Tally the lines that contain the string "indexed" and state that total without comment.

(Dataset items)
* * * * * * *
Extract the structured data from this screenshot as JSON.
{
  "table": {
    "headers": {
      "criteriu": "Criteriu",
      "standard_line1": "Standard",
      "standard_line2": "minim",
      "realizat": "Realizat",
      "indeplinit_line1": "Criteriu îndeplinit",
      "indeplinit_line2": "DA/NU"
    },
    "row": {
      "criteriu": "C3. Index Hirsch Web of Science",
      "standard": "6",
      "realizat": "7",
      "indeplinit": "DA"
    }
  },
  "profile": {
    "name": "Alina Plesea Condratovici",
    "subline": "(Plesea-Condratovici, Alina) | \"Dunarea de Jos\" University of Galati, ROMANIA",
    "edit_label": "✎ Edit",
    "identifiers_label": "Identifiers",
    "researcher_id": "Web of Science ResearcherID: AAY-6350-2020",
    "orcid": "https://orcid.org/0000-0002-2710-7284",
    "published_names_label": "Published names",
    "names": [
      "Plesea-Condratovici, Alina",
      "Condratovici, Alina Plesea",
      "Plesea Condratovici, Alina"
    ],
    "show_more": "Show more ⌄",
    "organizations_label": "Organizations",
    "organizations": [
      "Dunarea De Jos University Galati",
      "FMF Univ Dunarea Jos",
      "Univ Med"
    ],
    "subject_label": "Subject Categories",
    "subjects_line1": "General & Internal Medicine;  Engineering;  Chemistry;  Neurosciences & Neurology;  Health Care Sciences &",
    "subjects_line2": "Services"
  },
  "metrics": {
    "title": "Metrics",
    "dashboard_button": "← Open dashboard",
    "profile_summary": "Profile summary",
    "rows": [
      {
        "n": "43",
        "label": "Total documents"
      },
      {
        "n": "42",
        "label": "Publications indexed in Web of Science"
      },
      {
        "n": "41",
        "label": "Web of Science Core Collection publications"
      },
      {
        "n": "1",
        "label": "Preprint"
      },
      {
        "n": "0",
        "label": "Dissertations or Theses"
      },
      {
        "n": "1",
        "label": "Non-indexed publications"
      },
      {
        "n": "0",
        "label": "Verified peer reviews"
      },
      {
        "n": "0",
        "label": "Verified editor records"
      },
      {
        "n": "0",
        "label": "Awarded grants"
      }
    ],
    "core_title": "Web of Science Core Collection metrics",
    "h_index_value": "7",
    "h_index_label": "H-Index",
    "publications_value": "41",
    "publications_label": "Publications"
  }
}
* * * * * * *
_Answer:_
2